§ **BRIEF**: Pick out all lines with the word "Windows" from the records that follow.

§ **Dataset records**:
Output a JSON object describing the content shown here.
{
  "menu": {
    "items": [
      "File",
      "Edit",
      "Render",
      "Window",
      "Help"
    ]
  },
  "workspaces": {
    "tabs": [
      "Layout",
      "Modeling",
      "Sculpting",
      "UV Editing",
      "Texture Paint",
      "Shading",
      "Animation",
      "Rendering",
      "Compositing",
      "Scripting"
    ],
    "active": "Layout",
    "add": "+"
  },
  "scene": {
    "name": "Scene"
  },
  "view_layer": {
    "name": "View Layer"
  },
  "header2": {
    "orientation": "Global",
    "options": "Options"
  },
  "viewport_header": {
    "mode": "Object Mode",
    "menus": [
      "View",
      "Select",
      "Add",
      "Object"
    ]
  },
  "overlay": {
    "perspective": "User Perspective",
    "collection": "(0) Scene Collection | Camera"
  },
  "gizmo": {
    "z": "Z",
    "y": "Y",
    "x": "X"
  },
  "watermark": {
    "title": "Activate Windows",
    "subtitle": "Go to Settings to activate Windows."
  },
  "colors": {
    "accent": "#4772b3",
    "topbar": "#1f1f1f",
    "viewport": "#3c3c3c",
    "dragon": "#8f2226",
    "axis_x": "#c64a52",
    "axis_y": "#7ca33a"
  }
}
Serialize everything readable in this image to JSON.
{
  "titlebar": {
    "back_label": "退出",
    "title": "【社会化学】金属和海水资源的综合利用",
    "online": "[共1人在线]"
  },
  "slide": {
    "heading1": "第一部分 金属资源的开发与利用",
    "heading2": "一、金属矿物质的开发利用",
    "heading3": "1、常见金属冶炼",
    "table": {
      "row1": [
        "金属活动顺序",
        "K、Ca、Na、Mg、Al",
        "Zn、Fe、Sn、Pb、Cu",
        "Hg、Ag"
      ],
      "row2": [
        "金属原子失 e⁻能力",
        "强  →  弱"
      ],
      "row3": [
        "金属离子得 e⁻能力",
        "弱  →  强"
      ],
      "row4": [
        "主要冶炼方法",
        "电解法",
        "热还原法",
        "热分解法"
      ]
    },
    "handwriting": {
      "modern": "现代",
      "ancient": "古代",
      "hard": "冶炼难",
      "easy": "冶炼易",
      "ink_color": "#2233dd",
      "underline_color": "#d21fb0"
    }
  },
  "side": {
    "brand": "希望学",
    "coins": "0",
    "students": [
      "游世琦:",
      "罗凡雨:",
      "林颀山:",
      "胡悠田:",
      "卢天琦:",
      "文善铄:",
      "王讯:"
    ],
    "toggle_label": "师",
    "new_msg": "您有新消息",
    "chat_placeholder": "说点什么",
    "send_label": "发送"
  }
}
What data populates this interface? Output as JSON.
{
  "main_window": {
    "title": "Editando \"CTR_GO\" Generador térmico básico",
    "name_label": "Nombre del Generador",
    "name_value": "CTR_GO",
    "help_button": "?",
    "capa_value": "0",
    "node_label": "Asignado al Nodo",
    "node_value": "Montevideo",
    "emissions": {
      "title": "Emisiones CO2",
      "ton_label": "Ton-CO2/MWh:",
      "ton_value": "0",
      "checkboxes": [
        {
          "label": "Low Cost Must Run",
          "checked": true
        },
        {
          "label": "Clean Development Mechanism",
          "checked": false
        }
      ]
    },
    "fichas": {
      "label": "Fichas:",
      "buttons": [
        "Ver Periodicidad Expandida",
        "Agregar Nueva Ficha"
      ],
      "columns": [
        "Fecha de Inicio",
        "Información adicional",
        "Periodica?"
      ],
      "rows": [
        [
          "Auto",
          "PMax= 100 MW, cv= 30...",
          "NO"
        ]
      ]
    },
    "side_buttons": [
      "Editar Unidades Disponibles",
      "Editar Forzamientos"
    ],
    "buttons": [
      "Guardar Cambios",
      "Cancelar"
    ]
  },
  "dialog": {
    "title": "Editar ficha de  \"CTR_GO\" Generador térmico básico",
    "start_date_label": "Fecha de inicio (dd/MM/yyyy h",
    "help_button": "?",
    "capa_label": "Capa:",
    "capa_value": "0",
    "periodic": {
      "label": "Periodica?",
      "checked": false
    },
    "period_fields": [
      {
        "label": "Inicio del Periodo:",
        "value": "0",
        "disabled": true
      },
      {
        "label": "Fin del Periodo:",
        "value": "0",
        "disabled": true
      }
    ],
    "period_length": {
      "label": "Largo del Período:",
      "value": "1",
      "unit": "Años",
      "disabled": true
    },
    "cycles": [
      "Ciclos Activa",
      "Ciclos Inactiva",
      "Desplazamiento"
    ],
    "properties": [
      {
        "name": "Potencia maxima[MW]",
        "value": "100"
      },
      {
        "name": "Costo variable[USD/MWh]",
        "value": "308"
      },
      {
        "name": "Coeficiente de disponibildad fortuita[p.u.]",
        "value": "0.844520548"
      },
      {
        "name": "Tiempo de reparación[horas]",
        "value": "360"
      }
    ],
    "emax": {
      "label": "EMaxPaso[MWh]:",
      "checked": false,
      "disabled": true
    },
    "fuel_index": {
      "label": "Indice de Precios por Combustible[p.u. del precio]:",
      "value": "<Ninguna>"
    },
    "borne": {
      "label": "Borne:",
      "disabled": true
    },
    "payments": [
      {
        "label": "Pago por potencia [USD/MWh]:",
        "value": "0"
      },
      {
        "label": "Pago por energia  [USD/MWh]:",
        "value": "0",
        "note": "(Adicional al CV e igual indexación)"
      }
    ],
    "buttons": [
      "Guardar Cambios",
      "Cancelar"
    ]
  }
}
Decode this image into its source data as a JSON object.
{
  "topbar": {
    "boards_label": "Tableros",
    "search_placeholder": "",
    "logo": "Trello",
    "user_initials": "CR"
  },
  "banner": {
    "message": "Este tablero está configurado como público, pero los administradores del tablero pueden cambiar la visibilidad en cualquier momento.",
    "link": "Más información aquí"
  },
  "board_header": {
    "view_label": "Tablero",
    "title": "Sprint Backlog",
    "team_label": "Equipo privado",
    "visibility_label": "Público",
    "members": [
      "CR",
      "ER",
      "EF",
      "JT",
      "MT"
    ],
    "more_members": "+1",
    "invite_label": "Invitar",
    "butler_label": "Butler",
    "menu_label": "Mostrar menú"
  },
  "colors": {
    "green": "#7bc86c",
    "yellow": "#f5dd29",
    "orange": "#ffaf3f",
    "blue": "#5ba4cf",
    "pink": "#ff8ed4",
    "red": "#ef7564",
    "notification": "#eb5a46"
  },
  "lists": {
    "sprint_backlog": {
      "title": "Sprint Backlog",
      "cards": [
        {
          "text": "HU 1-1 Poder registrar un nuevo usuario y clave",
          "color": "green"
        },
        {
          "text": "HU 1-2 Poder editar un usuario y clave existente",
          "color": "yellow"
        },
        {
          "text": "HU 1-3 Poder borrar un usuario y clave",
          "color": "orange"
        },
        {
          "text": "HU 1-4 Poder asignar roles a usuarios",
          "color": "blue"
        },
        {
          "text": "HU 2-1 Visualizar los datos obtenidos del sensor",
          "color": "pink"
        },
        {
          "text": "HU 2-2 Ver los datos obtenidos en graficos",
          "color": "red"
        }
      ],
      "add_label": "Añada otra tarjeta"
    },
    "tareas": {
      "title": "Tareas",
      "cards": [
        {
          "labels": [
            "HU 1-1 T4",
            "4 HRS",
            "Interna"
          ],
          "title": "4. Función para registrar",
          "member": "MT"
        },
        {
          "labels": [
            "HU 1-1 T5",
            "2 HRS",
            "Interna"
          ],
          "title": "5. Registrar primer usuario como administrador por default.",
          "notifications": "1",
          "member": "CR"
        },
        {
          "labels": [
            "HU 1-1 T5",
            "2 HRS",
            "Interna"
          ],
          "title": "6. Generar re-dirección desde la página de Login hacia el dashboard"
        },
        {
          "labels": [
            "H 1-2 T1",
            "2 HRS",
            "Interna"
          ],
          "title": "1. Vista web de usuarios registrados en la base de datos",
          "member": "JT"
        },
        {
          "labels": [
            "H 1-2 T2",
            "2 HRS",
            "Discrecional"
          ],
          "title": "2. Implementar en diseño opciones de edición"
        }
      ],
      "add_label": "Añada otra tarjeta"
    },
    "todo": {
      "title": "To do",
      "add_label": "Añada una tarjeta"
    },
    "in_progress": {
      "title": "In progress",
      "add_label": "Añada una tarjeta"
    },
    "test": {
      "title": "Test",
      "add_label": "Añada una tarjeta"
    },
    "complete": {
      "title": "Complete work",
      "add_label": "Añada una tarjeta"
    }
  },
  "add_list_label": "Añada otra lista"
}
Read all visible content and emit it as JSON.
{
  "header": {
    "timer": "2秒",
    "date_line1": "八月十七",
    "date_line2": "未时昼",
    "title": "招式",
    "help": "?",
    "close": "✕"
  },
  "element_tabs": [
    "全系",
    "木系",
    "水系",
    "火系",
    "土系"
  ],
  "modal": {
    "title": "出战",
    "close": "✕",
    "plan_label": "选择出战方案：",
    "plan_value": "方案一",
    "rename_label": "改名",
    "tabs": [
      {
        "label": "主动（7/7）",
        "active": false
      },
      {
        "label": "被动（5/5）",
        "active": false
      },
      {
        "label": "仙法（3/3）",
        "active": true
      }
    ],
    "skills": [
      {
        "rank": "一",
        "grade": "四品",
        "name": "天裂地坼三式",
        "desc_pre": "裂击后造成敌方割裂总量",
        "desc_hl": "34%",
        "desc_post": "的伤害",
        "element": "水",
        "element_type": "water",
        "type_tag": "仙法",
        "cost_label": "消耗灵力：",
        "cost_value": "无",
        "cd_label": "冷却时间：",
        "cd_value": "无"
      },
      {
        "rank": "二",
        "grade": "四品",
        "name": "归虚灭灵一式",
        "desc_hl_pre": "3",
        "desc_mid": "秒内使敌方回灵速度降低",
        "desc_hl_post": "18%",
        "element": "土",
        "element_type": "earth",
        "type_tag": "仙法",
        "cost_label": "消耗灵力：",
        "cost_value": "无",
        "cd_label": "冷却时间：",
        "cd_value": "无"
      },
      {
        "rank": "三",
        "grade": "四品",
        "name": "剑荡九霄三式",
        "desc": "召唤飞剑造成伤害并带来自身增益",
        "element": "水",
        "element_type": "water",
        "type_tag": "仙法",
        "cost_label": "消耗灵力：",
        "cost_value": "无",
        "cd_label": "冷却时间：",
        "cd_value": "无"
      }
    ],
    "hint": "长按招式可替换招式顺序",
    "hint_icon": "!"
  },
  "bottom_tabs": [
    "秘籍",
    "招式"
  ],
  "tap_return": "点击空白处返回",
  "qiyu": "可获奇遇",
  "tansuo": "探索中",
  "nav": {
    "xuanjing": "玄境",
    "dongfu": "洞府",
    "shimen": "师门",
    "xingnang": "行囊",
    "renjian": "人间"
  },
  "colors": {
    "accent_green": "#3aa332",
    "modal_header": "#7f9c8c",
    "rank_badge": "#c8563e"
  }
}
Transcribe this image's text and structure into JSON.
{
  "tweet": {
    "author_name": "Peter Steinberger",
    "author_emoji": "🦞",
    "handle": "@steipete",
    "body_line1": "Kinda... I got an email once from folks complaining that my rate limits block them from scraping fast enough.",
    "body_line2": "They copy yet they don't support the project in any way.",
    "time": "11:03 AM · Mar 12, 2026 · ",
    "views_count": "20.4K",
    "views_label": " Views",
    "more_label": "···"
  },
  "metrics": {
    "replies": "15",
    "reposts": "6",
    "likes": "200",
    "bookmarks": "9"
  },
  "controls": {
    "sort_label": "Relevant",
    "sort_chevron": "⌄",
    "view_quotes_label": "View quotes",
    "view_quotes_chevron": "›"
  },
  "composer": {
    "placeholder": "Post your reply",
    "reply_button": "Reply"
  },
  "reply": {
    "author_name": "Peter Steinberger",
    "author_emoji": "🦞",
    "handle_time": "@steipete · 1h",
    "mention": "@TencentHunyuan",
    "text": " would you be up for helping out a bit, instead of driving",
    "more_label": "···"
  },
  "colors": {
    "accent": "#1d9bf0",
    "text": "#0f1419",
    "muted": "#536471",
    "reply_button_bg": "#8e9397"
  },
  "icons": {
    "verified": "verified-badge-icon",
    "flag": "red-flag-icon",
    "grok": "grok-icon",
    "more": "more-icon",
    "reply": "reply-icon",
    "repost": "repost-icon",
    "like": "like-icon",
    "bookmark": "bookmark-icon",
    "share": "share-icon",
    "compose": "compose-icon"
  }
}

§ **TASK ANSWER**:
    "title": "Activate Windows",
    "subtitle": "Go to Settings to activate Windows."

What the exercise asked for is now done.